__Aufgaben__:
a) In welchem Jahr wurde in der Auguststrasse 24 laut dem Text über Clärchens Ballhaus ein Haus mit einem Ballsaal und einem Spiegelsaal gebaut?
b) Setzen Sie den Text über Clärchens Ballhaus nach seinem letzten Satz fort.

__Textauszug__:

┌──

Wiedereröffnung des legendären Clärchen’s Ballhaus

Yoram Roth and Holger Jacobs in front of Clärchens Ballhaus © Jung/ Jacobs/ kultur24.berlin

Wiedereröffnung des legendären Clärchen’s Ballhaus

 

Von Holger Jacobs

15.07.2020

English text

(Titelbild: Yoram Roth (links) und Holger Jacobs (rechts) im Garten von Clärchen’s Ballhaus)

Nach einem halben Jahr der Ungewissheit eröffnet der neue Besitzer das traditionsreiche Haus in (fast) unverändertem Äußeren.

Kaum jemand in Berlin-Mitte, der nicht Clärchens Ballhaus kennt.
Es ist eines der letzten Überbleibsel aus vergangener Zeit. Es überlebte den 1. Weltkrieg, die Naziherrschaft, den 2. Weltkrieg und den real-existierenden DDR-Sozialismus und war nach der Wende ein wichtiger Anlaufpunkt für alle, die gerne tanzten, Spass haben und in einer authentischen Umgebung den Alltag hinter sich lassen wollten.

Im Jahre 1895 wurde in der Auguststrasse 24 ein Haus mit einem Ballsaal und mit einem Spiegelsaal gebaut.

└──

__Vorliegende Einträge__:
┌──

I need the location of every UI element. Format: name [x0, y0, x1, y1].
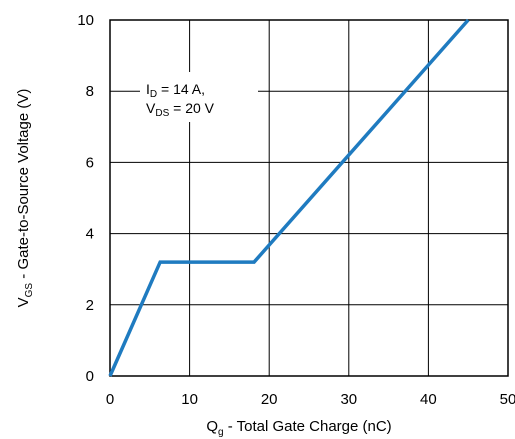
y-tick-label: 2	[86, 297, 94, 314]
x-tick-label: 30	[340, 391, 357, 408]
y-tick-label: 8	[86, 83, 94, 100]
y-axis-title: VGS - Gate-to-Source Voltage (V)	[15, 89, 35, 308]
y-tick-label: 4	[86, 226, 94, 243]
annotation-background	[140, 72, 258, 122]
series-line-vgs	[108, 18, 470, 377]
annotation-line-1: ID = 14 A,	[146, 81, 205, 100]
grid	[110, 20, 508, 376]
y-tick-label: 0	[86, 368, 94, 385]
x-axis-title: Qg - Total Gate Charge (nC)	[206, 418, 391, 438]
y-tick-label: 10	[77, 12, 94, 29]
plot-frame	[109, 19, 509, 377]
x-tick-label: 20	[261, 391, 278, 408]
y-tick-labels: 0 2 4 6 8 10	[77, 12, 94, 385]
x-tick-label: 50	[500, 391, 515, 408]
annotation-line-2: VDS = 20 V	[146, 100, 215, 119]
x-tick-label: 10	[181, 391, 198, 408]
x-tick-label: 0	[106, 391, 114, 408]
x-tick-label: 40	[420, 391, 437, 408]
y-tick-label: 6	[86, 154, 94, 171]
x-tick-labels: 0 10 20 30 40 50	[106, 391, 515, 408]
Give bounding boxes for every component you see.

└──
┌──

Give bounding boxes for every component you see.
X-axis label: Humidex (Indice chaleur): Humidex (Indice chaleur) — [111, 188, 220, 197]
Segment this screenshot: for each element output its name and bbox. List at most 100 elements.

└──

__Lösungen__:
a) 1895

b)
Clara und Fritz Bühler  gründeten darin am 13. September 1913 das „Bühlers Ballhaus“.
Nach dem Tod des Ehemanns führte Clara das Haus alleine weiter und schnell setzte sich der Begriff „Clärchens Ballhaus“ durch.

Clärchen’s Ballhaus © Holger Jacobs/ kultur24.berlin

Nach dem 2. Weltkrieg konnte Clärchen das Tanzlokal in Eigenregie weiter betreiben, das Vorderhaus an der Strasse allerdings war dem Bombenkrieg zum Opfer gefallen.
Aber das Ballhaus fand auch in der DDR-Zeit große Beliebtheit und selbst nach der Wiedervereinigung standen die Tanzwütigen am Abend vor der Tür Schlange.
Das Besondere: Nicht Disco-Musik, Rap oder Techno erschallte aus den Lautsprechern, sondern eine Live-Band spielte Foxtrott, Walzer oder Tango.

Clärchen’s Ballhaus © Holger Jacobs/ kultur24.berlin

Im Jahre 2003 verkaufte der Sohn von Clara, Stefan Habermann, das Lokal an Hans-Joachim Sander. Sanders Ehefrau Gisa, einer der Erben der WELLA Kosmetikfirma, wurde kurz zuvor beim Verkauf der Kosmetikfirma an Procter & Gamble mit einem 3-stelligen Millionenbetrag abgefunden. Hans-Joachim und Gisa Sanders kauften daraufhin gleich mehrere Häuser in der August- und Tucholskystrasse, wie z.B. das Gebäude mit Clärchens Ballhaus.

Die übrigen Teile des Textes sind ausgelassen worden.